Write out all the material exactly. Leave nothing out.

* DATA ENTRIES
━━━━━━━━━━━━━━━━
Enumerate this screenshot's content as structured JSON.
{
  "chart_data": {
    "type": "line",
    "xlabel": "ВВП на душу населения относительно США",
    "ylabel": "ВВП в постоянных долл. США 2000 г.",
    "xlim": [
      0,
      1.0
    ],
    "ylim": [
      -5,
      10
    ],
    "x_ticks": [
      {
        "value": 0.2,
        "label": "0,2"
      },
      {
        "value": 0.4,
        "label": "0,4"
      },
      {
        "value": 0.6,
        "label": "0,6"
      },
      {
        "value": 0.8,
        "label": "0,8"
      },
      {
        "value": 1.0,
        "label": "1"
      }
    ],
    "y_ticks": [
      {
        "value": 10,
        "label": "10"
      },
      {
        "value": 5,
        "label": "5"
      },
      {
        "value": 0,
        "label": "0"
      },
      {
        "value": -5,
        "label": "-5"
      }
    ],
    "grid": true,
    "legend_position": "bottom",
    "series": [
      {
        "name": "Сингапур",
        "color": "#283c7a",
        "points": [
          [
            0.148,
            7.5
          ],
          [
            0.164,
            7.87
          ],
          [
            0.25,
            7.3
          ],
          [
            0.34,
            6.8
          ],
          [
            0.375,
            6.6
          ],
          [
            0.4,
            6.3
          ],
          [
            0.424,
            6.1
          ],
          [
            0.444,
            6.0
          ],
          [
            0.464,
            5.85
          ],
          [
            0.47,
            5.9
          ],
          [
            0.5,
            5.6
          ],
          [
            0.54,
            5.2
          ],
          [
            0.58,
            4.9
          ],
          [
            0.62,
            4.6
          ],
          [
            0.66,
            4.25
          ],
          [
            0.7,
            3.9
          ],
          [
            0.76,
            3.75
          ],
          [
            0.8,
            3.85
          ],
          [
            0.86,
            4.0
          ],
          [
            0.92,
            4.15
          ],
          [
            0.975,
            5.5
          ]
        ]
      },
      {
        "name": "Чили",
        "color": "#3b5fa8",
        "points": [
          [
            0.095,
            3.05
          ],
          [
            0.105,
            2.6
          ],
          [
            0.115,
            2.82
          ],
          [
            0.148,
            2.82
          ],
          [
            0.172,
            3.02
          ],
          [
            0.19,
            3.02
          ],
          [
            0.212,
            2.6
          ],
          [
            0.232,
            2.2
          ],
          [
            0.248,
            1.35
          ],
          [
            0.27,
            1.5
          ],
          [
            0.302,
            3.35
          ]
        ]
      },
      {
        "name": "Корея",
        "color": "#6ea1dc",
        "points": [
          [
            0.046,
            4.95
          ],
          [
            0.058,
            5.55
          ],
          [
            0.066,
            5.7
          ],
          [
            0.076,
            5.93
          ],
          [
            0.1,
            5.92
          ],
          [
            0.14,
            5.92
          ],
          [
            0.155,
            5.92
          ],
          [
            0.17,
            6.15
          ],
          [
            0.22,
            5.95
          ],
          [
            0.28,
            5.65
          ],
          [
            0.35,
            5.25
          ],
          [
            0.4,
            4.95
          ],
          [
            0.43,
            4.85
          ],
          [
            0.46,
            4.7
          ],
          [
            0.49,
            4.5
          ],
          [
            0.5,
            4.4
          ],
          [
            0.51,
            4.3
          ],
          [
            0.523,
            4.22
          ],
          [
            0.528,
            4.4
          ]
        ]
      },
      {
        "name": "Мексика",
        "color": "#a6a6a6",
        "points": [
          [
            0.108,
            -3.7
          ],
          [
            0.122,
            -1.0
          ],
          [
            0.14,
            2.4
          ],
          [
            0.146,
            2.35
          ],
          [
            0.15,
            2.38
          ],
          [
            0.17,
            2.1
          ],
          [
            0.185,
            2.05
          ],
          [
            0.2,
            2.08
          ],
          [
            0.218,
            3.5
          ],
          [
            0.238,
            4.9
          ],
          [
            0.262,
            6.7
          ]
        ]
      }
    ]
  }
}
━━━━━━━━━━━━━━━━
* OUTPUT OF THE EXERCISE
Enumerate this screenshot's content as structured JSON.
{
  "chart_data": {
    "type": "line",
    "xlabel": "ВВП на душу населения относительно США",
    "ylabel": "ВВП в постоянных долл. США 2000 г.",
    "xlim": [
      0,
      1.0
    ],
    "ylim": [
      -5,
      10
    ],
    "x_ticks": [
      {
        "value": 0.2,
        "label": "0,2"
      },
      {
        "value": 0.4,
        "label": "0,4"
      },
      {
        "value": 0.6,
        "label": "0,6"
      },
      {
        "value": 0.8,
        "label": "0,8"
      },
      {
        "value": 1.0,
        "label": "1"
      }
    ],
    "y_ticks": [
      {
        "value": 10,
        "label": "10"
      },
      {
        "value": 5,
        "label": "5"
      },
      {
        "value": 0,
        "label": "0"
      },
      {
        "value": -5,
        "label": "-5"
      }
    ],
    "grid": true,
    "legend_position": "bottom",
    "series": [
      {
        "name": "Сингапур",
        "color": "#283c7a",
        "points": [
          [
            0.148,
            7.5
          ],
          [
            0.164,
            7.87
          ],
          [
            0.25,
            7.3
          ],
          [
            0.34,
            6.8
          ],
          [
            0.375,
            6.6
          ],
          [
            0.4,
            6.3
          ],
          [
            0.424,
            6.1
          ],
          [
            0.444,
            6.0
          ],
          [
            0.464,
            5.85
          ],
          [
            0.47,
            5.9
          ],
          [
            0.5,
            5.6
          ],
          [
            0.54,
            5.2
          ],
          [
            0.58,
            4.9
          ],
          [
            0.62,
            4.6
          ],
          [
            0.66,
            4.25
          ],
          [
            0.7,
            3.9
          ],
          [
            0.76,
            3.75
          ],
          [
            0.8,
            3.85
          ],
          [
            0.86,
            4.0
          ],
          [
            0.92,
            4.15
          ],
          [
            0.975,
            5.5
          ]
        ]
      },
      {
        "name": "Чили",
        "color": "#3b5fa8",
        "points": [
          [
            0.095,
            3.05
          ],
          [
            0.105,
            2.6
          ],
          [
            0.115,
            2.82
          ],
          [
            0.148,
            2.82
          ],
          [
            0.172,
            3.02
          ],
          [
            0.19,
            3.02
          ],
          [
            0.212,
            2.6
          ],
          [
            0.232,
            2.2
          ],
          [
            0.248,
            1.35
          ],
          [
            0.27,
            1.5
          ],
          [
            0.302,
            3.35
          ]
        ]
      },
      {
        "name": "Корея",
        "color": "#6ea1dc",
        "points": [
          [
            0.046,
            4.95
          ],
          [
            0.058,
            5.55
          ],
          [
            0.066,
            5.7
          ],
          [
            0.076,
            5.93
          ],
          [
            0.1,
            5.92
          ],
          [
            0.14,
            5.92
          ],
          [
            0.155,
            5.92
          ],
          [
            0.17,
            6.15
          ],
          [
            0.22,
            5.95
          ],
          [
            0.28,
            5.65
          ],
          [
            0.35,
            5.25
          ],
          [
            0.4,
            4.95
          ],
          [
            0.43,
            4.85
          ],
          [
            0.46,
            4.7
          ],
          [
            0.49,
            4.5
          ],
          [
            0.5,
            4.4
          ],
          [
            0.51,
            4.3
          ],
          [
            0.523,
            4.22
          ],
          [
            0.528,
            4.4
          ]
        ]
      },
      {
        "name": "Мексика",
        "color": "#a6a6a6",
        "points": [
          [
            0.108,
            -3.7
          ],
          [
            0.122,
            -1.0
          ],
          [
            0.14,
            2.4
          ],
          [
            0.146,
            2.35
          ],
          [
            0.15,
            2.38
          ],
          [
            0.17,
            2.1
          ],
          [
            0.185,
            2.05
          ],
          [
            0.2,
            2.08
          ],
          [
            0.218,
            3.5
          ],
          [
            0.238,
            4.9
          ],
          [
            0.262,
            6.7
          ]
        ]
      }
    ]
  }
}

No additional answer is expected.